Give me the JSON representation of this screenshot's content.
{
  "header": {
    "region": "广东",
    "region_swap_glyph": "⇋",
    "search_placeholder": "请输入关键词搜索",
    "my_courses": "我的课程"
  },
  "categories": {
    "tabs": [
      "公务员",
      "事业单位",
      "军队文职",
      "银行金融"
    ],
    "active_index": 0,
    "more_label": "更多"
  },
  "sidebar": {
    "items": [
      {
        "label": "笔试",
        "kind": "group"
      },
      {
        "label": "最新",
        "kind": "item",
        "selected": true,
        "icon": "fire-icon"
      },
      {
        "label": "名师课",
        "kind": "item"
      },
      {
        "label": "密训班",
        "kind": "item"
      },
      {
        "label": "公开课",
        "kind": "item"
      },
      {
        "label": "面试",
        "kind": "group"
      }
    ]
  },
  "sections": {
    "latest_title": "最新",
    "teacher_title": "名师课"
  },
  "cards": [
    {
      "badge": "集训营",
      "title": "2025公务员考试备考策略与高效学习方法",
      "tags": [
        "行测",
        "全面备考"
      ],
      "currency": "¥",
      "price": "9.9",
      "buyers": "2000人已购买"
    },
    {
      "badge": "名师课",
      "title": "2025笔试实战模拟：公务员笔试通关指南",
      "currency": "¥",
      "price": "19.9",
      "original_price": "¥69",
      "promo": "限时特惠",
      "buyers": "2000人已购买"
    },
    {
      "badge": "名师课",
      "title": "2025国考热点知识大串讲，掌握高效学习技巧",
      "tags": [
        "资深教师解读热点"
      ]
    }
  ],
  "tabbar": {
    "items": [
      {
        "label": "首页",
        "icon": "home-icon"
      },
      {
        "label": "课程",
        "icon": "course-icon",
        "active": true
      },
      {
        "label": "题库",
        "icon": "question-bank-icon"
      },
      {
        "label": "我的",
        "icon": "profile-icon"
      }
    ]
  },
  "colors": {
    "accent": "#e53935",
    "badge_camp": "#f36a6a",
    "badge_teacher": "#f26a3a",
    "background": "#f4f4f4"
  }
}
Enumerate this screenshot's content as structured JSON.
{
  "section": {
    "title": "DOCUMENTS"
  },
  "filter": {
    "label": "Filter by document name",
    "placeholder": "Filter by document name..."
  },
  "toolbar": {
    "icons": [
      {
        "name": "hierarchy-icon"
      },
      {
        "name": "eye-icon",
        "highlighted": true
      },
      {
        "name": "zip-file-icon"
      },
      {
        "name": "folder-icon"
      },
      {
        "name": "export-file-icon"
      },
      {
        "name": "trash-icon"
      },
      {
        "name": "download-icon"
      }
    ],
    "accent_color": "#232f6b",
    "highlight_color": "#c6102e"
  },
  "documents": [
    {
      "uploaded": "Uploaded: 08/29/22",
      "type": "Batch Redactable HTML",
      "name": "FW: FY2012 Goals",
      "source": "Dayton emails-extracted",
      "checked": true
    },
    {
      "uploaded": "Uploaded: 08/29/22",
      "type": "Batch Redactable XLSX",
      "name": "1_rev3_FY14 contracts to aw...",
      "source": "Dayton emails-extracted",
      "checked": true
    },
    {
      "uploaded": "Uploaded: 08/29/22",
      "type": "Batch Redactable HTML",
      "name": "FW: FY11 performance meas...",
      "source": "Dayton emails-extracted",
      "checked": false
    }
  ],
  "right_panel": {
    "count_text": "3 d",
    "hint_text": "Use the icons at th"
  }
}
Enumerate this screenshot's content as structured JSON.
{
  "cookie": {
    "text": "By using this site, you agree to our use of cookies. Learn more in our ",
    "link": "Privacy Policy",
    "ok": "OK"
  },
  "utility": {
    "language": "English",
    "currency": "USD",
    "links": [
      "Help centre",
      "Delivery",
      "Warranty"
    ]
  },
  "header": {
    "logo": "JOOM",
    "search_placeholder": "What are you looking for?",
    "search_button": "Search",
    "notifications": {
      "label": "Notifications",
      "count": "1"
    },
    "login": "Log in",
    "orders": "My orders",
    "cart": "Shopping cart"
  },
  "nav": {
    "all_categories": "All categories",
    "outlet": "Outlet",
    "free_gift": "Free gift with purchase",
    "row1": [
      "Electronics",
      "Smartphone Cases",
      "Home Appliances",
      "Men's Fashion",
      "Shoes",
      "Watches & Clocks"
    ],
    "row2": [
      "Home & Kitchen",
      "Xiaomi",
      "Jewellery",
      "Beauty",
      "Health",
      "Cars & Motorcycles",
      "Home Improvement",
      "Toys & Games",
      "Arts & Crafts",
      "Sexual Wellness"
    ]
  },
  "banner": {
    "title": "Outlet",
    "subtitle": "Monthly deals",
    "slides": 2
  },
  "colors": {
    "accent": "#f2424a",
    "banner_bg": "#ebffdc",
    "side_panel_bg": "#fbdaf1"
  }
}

## THE REQUEST:
The data above must be returned in full, exactly as written.

## THE RESULT:
Give me the JSON representation of this screenshot's content.
{
  "header": {
    "region": "广东",
    "region_swap_glyph": "⇋",
    "search_placeholder": "请输入关键词搜索",
    "my_courses": "我的课程"
  },
  "categories": {
    "tabs": [
      "公务员",
      "事业单位",
      "军队文职",
      "银行金融"
    ],
    "active_index": 0,
    "more_label": "更多"
  },
  "sidebar": {
    "items": [
      {
        "label": "笔试",
        "kind": "group"
      },
      {
        "label": "最新",
        "kind": "item",
        "selected": true,
        "icon": "fire-icon"
      },
      {
        "label": "名师课",
        "kind": "item"
      },
      {
        "label": "密训班",
        "kind": "item"
      },
      {
        "label": "公开课",
        "kind": "item"
      },
      {
        "label": "面试",
        "kind": "group"
      }
    ]
  },
  "sections": {
    "latest_title": "最新",
    "teacher_title": "名师课"
  },
  "cards": [
    {
      "badge": "集训营",
      "title": "2025公务员考试备考策略与高效学习方法",
      "tags": [
        "行测",
        "全面备考"
      ],
      "currency": "¥",
      "price": "9.9",
      "buyers": "2000人已购买"
    },
    {
      "badge": "名师课",
      "title": "2025笔试实战模拟：公务员笔试通关指南",
      "currency": "¥",
      "price": "19.9",
      "original_price": "¥69",
      "promo": "限时特惠",
      "buyers": "2000人已购买"
    },
    {
      "badge": "名师课",
      "title": "2025国考热点知识大串讲，掌握高效学习技巧",
      "tags": [
        "资深教师解读热点"
      ]
    }
  ],
  "tabbar": {
    "items": [
      {
        "label": "首页",
        "icon": "home-icon"
      },
      {
        "label": "课程",
        "icon": "course-icon",
        "active": true
      },
      {
        "label": "题库",
        "icon": "question-bank-icon"
      },
      {
        "label": "我的",
        "icon": "profile-icon"
      }
    ]
  },
  "colors": {
    "accent": "#e53935",
    "badge_camp": "#f36a6a",
    "badge_teacher": "#f26a3a",
    "background": "#f4f4f4"
  }
}
Enumerate this screenshot's content as structured JSON.
{
  "section": {
    "title": "DOCUMENTS"
  },
  "filter": {
    "label": "Filter by document name",
    "placeholder": "Filter by document name..."
  },
  "toolbar": {
    "icons": [
      {
        "name": "hierarchy-icon"
      },
      {
        "name": "eye-icon",
        "highlighted": true
      },
      {
        "name": "zip-file-icon"
      },
      {
        "name": "folder-icon"
      },
      {
        "name": "export-file-icon"
      },
      {
        "name": "trash-icon"
      },
      {
        "name": "download-icon"
      }
    ],
    "accent_color": "#232f6b",
    "highlight_color": "#c6102e"
  },
  "documents": [
    {
      "uploaded": "Uploaded: 08/29/22",
      "type": "Batch Redactable HTML",
      "name": "FW: FY2012 Goals",
      "source": "Dayton emails-extracted",
      "checked": true
    },
    {
      "uploaded": "Uploaded: 08/29/22",
      "type": "Batch Redactable XLSX",
      "name": "1_rev3_FY14 contracts to aw...",
      "source": "Dayton emails-extracted",
      "checked": true
    },
    {
      "uploaded": "Uploaded: 08/29/22",
      "type": "Batch Redactable HTML",
      "name": "FW: FY11 performance meas...",
      "source": "Dayton emails-extracted",
      "checked": false
    }
  ],
  "right_panel": {
    "count_text": "3 d",
    "hint_text": "Use the icons at th"
  }
}
Enumerate this screenshot's content as structured JSON.
{
  "cookie": {
    "text": "By using this site, you agree to our use of cookies. Learn more in our ",
    "link": "Privacy Policy",
    "ok": "OK"
  },
  "utility": {
    "language": "English",
    "currency": "USD",
    "links": [
      "Help centre",
      "Delivery",
      "Warranty"
    ]
  },
  "header": {
    "logo": "JOOM",
    "search_placeholder": "What are you looking for?",
    "search_button": "Search",
    "notifications": {
      "label": "Notifications",
      "count": "1"
    },
    "login": "Log in",
    "orders": "My orders",
    "cart": "Shopping cart"
  },
  "nav": {
    "all_categories": "All categories",
    "outlet": "Outlet",
    "free_gift": "Free gift with purchase",
    "row1": [
      "Electronics",
      "Smartphone Cases",
      "Home Appliances",
      "Men's Fashion",
      "Shoes",
      "Watches & Clocks"
    ],
    "row2": [
      "Home & Kitchen",
      "Xiaomi",
      "Jewellery",
      "Beauty",
      "Health",
      "Cars & Motorcycles",
      "Home Improvement",
      "Toys & Games",
      "Arts & Crafts",
      "Sexual Wellness"
    ]
  },
  "banner": {
    "title": "Outlet",
    "subtitle": "Monthly deals",
    "slides": 2
  },
  "colors": {
    "accent": "#f2424a",
    "banner_bg": "#ebffdc",
    "side_panel_bg": "#fbdaf1"
  }
}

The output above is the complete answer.